» **Items**:
◇ ◇ ◇
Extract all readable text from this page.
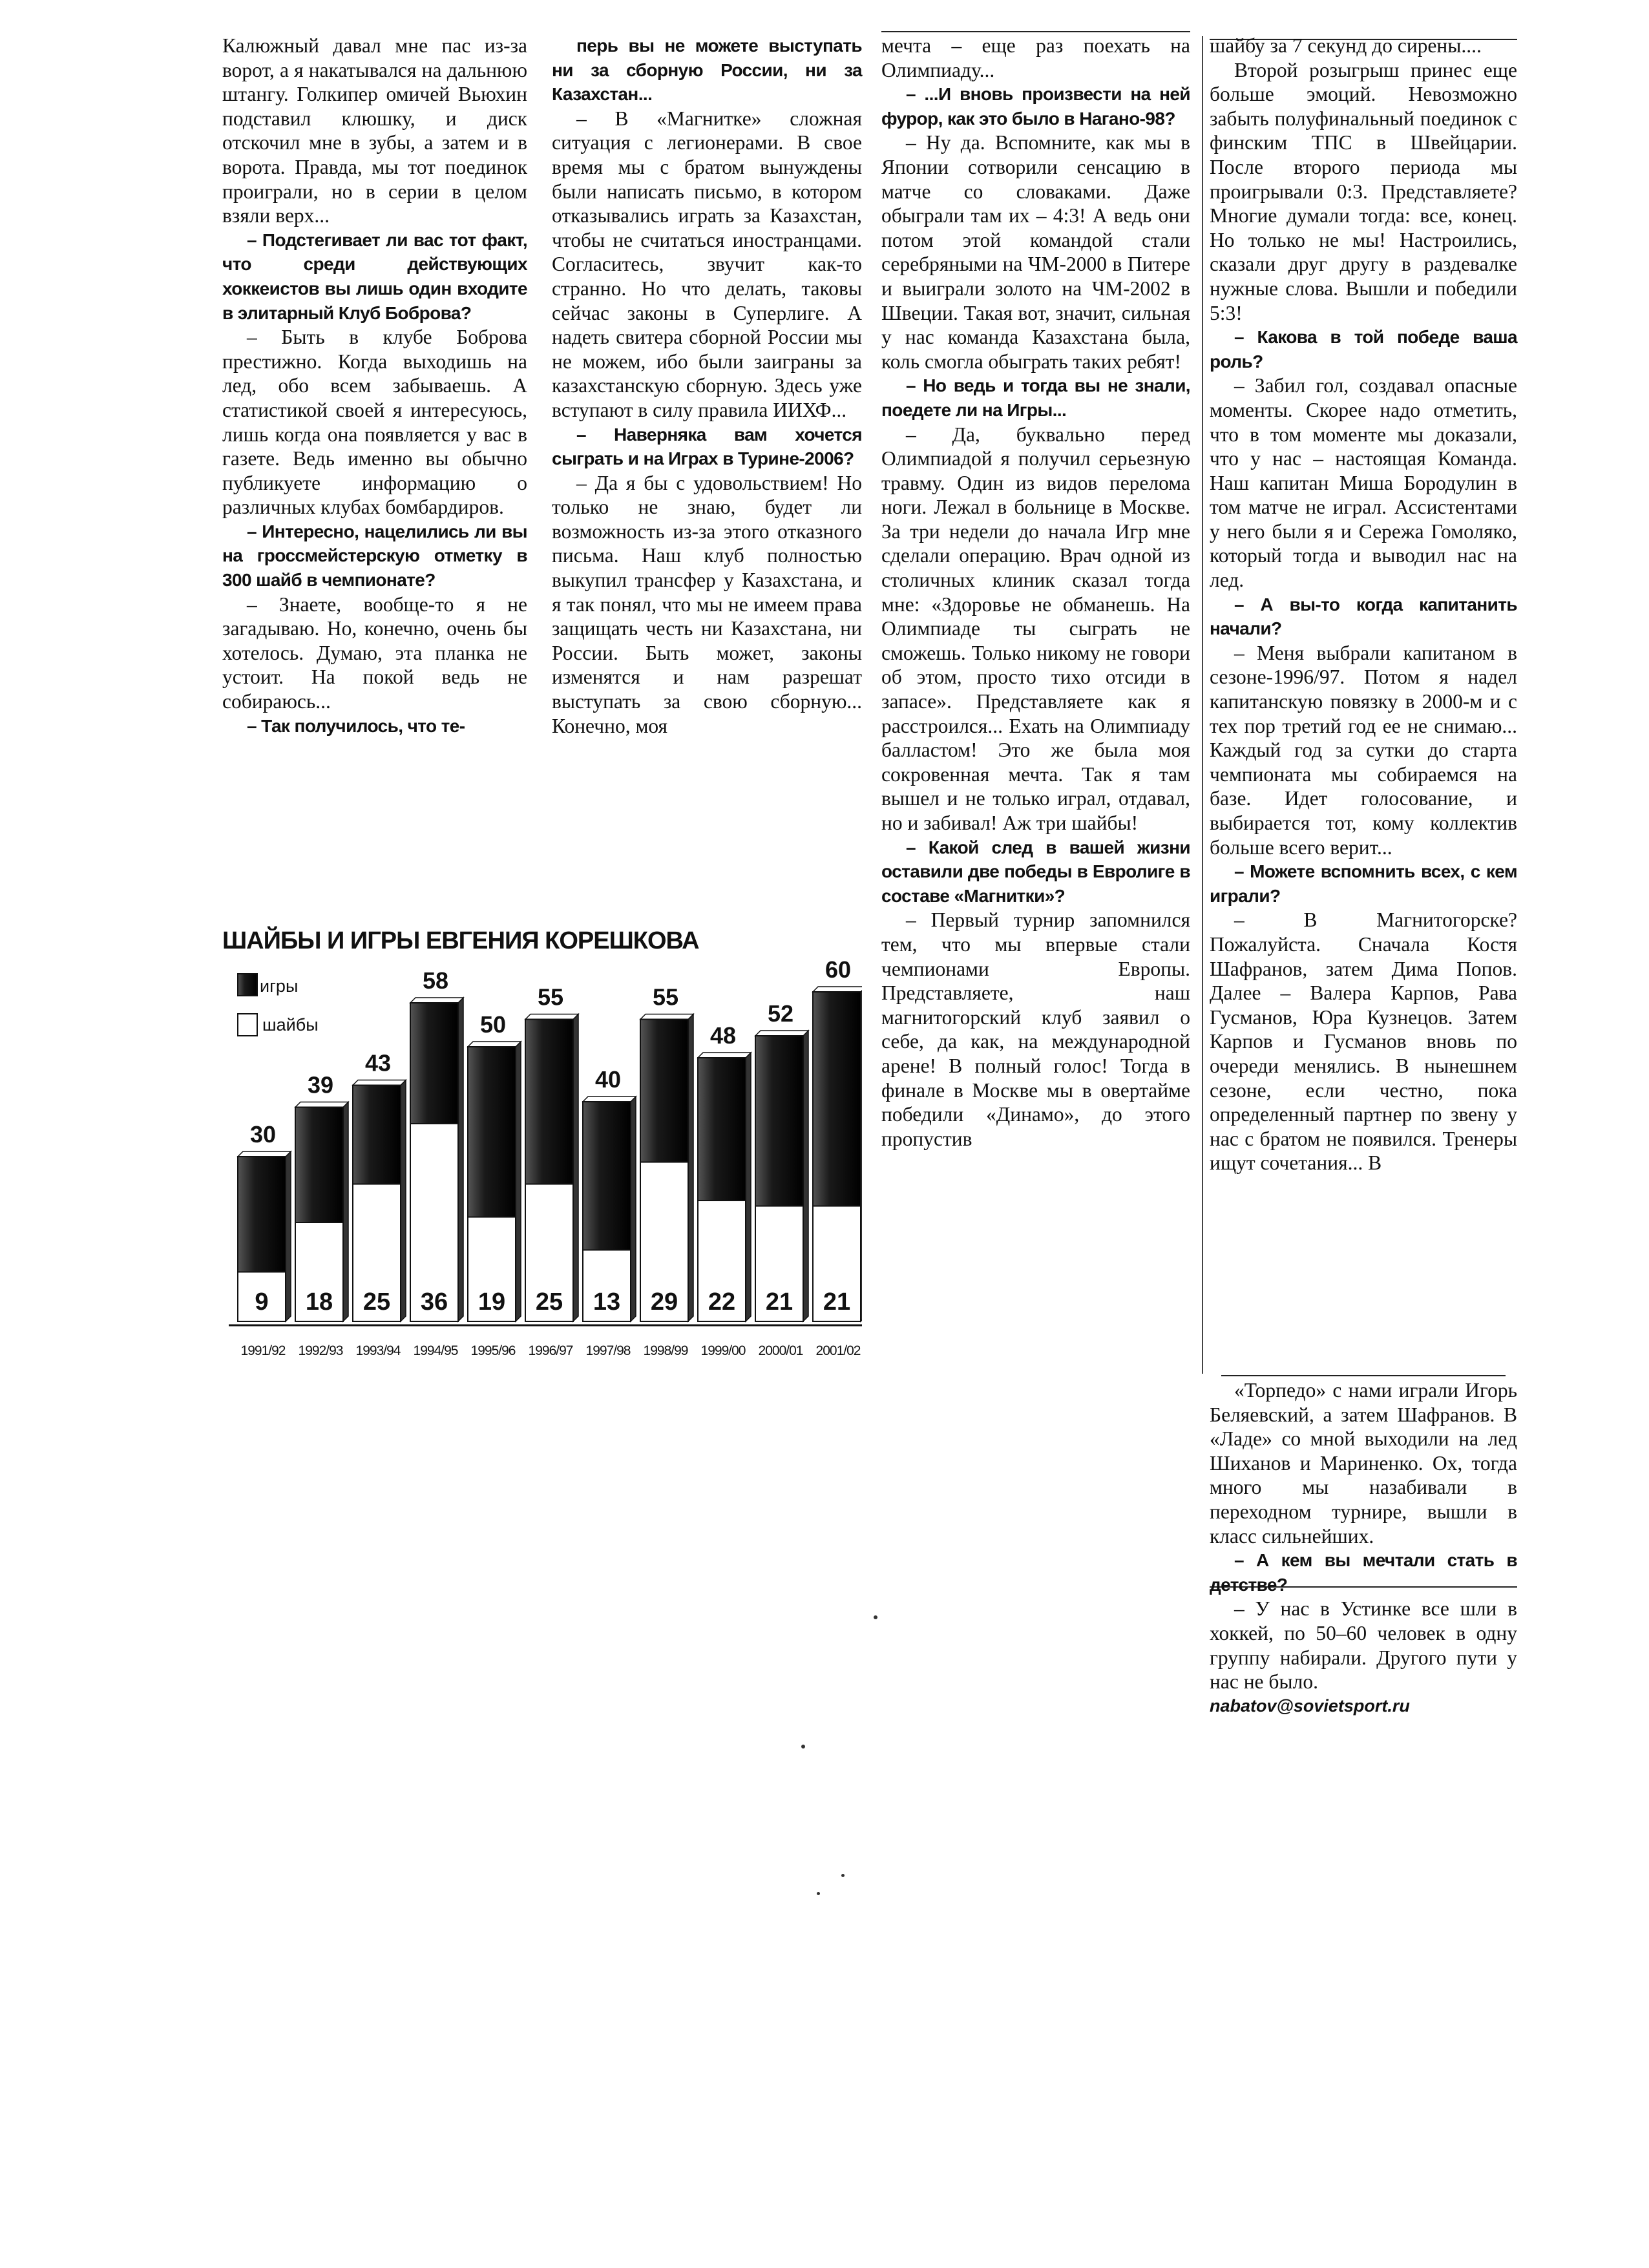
Калюжный давал мне пас из-за ворот, а я накатывался на дальнюю штангу. Голкипер омичей Вьюхин подставил клюшку, и диск отскочил мне в зубы, а затем и в ворота. Правда, мы тот поединок проиграли, но в серии в целом взяли верх...

– Подстегивает ли вас тот факт, что среди действующих хоккеистов вы лишь один входите в элитарный Клуб Боброва?

– Быть в клубе Боброва престижно. Когда выходишь на лед, обо всем забываешь. А статистикой своей я интересуюсь, лишь когда она появляется у вас в газете. Ведь именно вы обычно публикуете информацию о различных клубах бомбардиров.

– Интересно, нацелились ли вы на гроссмейстерскую отметку в 300 шайб в чемпионате?

– Знаете, вообще-то я не загадываю. Но, конечно, очень бы хотелось. Думаю, эта планка не устоит. На покой ведь не собираюсь...

– Так получилось, что те-

перь вы не можете выступать ни за сборную России, ни за Казахстан...

– В «Магнитке» сложная ситуация с легионерами. В свое время мы с братом вынуждены были написать письмо, в котором отказывались играть за Казахстан, чтобы не считаться иностранцами. Согласитесь, звучит как-то странно. Но что делать, таковы сейчас законы в Суперлиге. А надеть свитера сборной России мы не можем, ибо были заиграны за казахстанскую сборную. Здесь уже вступают в силу правила ИИХФ...

– Наверняка вам хочется сыграть и на Играх в Турине-2006?

– Да я бы с удовольствием! Но только не знаю, будет ли возможность из-за этого отказного письма. Наш клуб полностью выкупил трансфер у Казахстана, и я так понял, что мы не имеем права защищать честь ни Казахстана, ни России. Быть может, законы изменятся и нам разрешат выступать за свою сборную... Конечно, моя

мечта – еще раз поехать на Олимпиаду...

– ...И вновь произвести на ней фурор, как это было в Нагано-98?

– Ну да. Вспомните, как мы в Японии сотворили сенсацию в матче со словаками. Даже обыграли там их – 4:3! А ведь они потом этой командой стали серебряными на ЧМ-2000 в Питере и выиграли золото на ЧМ-2002 в Швеции. Такая вот, значит, сильная у нас команда Казахстана была, коль смогла обыграть таких ребят!

– Но ведь и тогда вы не знали, поедете ли на Игры...

– Да, буквально перед Олимпиадой я получил серьезную травму. Один из видов перелома ноги. Лежал в больнице в Москве. За три недели до начала Игр мне сделали операцию. Врач одной из столичных клиник сказал тогда мне: «Здоровье не обманешь. На Олимпиаде ты сыграть не сможешь. Только никому не говори об этом, просто тихо отсиди в запасе». Представляете как я расстроился... Ехать на Олимпиаду балластом! Это же была моя сокровенная мечта. Так я там вышел и не только играл, отдавал, но и забивал! Аж три шайбы!

– Какой след в вашей жизни оставили две победы в Евролиге в составе «Магнитки»?

– Первый турнир запомнился тем, что мы впервые стали чемпионами Европы. Представляете, наш магнитогорский клуб заявил о себе, да как, на международной арене! В полный голос! Тогда в финале в Москве мы в овертайме победили «Динамо», до этого пропустив

шайбу за 7 секунд до сирены....

Второй розыгрыш принес еще больше эмоций. Невозможно забыть полуфинальный поединок с финским ТПС в Швейцарии. После второго периода мы проигрывали 0:3. Представляете? Многие думали тогда: все, конец. Но только не мы! Настроились, сказали друг другу в раздевалке нужные слова. Вышли и победили 5:3!

– Какова в той победе ваша роль?

– Забил гол, создавал опасные моменты. Скорее надо отметить, что в том моменте мы доказали, что у нас – настоящая Команда. Наш капитан Миша Бородулин в том матче не играл. Ассистентами у него были я и Сережа Гомоляко, который тогда и выводил нас на лед.

– А вы-то когда капитанить начали?

– Меня выбрали капитаном в сезоне-1996/97. Потом я надел капитанскую повязку в 2000-м и с тех пор третий год ее не снимаю... Каждый год за сутки до старта чемпионата мы собираемся на базе. Идет голосование, и выбирается тот, кому коллектив больше всего верит...

– Можете вспомнить всех, с кем играли?

– В Магнитогорске? Пожалуйста. Сначала Костя Шафранов, затем Дима Попов. Далее – Валера Карпов, Рава Гусманов, Юра Кузнецов. Затем Карпов и Гусманов вновь по очереди менялись. В нынешнем сезоне, если честно, пока определенный партнер по звену у нас с братом не появился. Тренеры ищут сочетания... В

«Торпедо» с нами играли Игорь Беляевский, а затем Шафранов. В «Ладе» со мной выходили на лед Шиханов и Мариненко. Ох, тогда много мы назабивали в переходном турнире, вышли в класс сильнейших.

– А кем вы мечтали стать в детстве?

– У нас в Устинке все шли в хоккей, по 50–60 человек в одну группу набирали. Другого пути у нас не было.

nabatov@sovietsport.ru

ШАЙБЫ И ИГРЫ ЕВГЕНИЯ КОРЕШКОВА
игры
шайбы
30
9
1991/92
39
18
1992/93
43
25
1993/94
58
36
1994/95
50
19
1995/96
55
25
1996/97
40
13
1997/98
55
29
1998/99
48
22
1999/00
52
21
2000/01
60
21
2001/02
◇ ◇ ◇
» **Exercise task**: Repeat the material above word for word, please, apart from its images.

» **Expected answer**:
Extract all readable text from this page.
Калюжный давал мне пас из-за ворот, а я накатывался на дальнюю штангу. Голкипер омичей Вьюхин подставил клюшку, и диск отскочил мне в зубы, а затем и в ворота. Правда, мы тот поединок проиграли, но в серии в целом взяли верх...

– Подстегивает ли вас тот факт, что среди действующих хоккеистов вы лишь один входите в элитарный Клуб Боброва?

– Быть в клубе Боброва престижно. Когда выходишь на лед, обо всем забываешь. А статистикой своей я интересуюсь, лишь когда она появляется у вас в газете. Ведь именно вы обычно публикуете информацию о различных клубах бомбардиров.

– Интересно, нацелились ли вы на гроссмейстерскую отметку в 300 шайб в чемпионате?

– Знаете, вообще-то я не загадываю. Но, конечно, очень бы хотелось. Думаю, эта планка не устоит. На покой ведь не собираюсь...

– Так получилось, что те-

перь вы не можете выступать ни за сборную России, ни за Казахстан...

– В «Магнитке» сложная ситуация с легионерами. В свое время мы с братом вынуждены были написать письмо, в котором отказывались играть за Казахстан, чтобы не считаться иностранцами. Согласитесь, звучит как-то странно. Но что делать, таковы сейчас законы в Суперлиге. А надеть свитера сборной России мы не можем, ибо были заиграны за казахстанскую сборную. Здесь уже вступают в силу правила ИИХФ...

– Наверняка вам хочется сыграть и на Играх в Турине-2006?

– Да я бы с удовольствием! Но только не знаю, будет ли возможность из-за этого отказного письма. Наш клуб полностью выкупил трансфер у Казахстана, и я так понял, что мы не имеем права защищать честь ни Казахстана, ни России. Быть может, законы изменятся и нам разрешат выступать за свою сборную... Конечно, моя

мечта – еще раз поехать на Олимпиаду...

– ...И вновь произвести на ней фурор, как это было в Нагано-98?

– Ну да. Вспомните, как мы в Японии сотворили сенсацию в матче со словаками. Даже обыграли там их – 4:3! А ведь они потом этой командой стали серебряными на ЧМ-2000 в Питере и выиграли золото на ЧМ-2002 в Швеции. Такая вот, значит, сильная у нас команда Казахстана была, коль смогла обыграть таких ребят!

– Но ведь и тогда вы не знали, поедете ли на Игры...

– Да, буквально перед Олимпиадой я получил серьезную травму. Один из видов перелома ноги. Лежал в больнице в Москве. За три недели до начала Игр мне сделали операцию. Врач одной из столичных клиник сказал тогда мне: «Здоровье не обманешь. На Олимпиаде ты сыграть не сможешь. Только никому не говори об этом, просто тихо отсиди в запасе». Представляете как я расстроился... Ехать на Олимпиаду балластом! Это же была моя сокровенная мечта. Так я там вышел и не только играл, отдавал, но и забивал! Аж три шайбы!

– Какой след в вашей жизни оставили две победы в Евролиге в составе «Магнитки»?

– Первый турнир запомнился тем, что мы впервые стали чемпионами Европы. Представляете, наш магнитогорский клуб заявил о себе, да как, на международной арене! В полный голос! Тогда в финале в Москве мы в овертайме победили «Динамо», до этого пропустив

шайбу за 7 секунд до сирены....

Второй розыгрыш принес еще больше эмоций. Невозможно забыть полуфинальный поединок с финским ТПС в Швейцарии. После второго периода мы проигрывали 0:3. Представляете? Многие думали тогда: все, конец. Но только не мы! Настроились, сказали друг другу в раздевалке нужные слова. Вышли и победили 5:3!

– Какова в той победе ваша роль?

– Забил гол, создавал опасные моменты. Скорее надо отметить, что в том моменте мы доказали, что у нас – настоящая Команда. Наш капитан Миша Бородулин в том матче не играл. Ассистентами у него были я и Сережа Гомоляко, который тогда и выводил нас на лед.

– А вы-то когда капитанить начали?

– Меня выбрали капитаном в сезоне-1996/97. Потом я надел капитанскую повязку в 2000-м и с тех пор третий год ее не снимаю... Каждый год за сутки до старта чемпионата мы собираемся на базе. Идет голосование, и выбирается тот, кому коллектив больше всего верит...

– Можете вспомнить всех, с кем играли?

– В Магнитогорске? Пожалуйста. Сначала Костя Шафранов, затем Дима Попов. Далее – Валера Карпов, Рава Гусманов, Юра Кузнецов. Затем Карпов и Гусманов вновь по очереди менялись. В нынешнем сезоне, если честно, пока определенный партнер по звену у нас с братом не появился. Тренеры ищут сочетания... В

«Торпедо» с нами играли Игорь Беляевский, а затем Шафранов. В «Ладе» со мной выходили на лед Шиханов и Мариненко. Ох, тогда много мы назабивали в переходном турнире, вышли в класс сильнейших.

– А кем вы мечтали стать в детстве?

– У нас в Устинке все шли в хоккей, по 50–60 человек в одну группу набирали. Другого пути у нас не было.

nabatov@sovietsport.ru

ШАЙБЫ И ИГРЫ ЕВГЕНИЯ КОРЕШКОВА
игры
шайбы
30
9
1991/92
39
18
1992/93
43
25
1993/94
58
36
1994/95
50
19
1995/96
55
25
1996/97
40
13
1997/98
55
29
1998/99
48
22
1999/00
52
21
2000/01
60
21
2001/02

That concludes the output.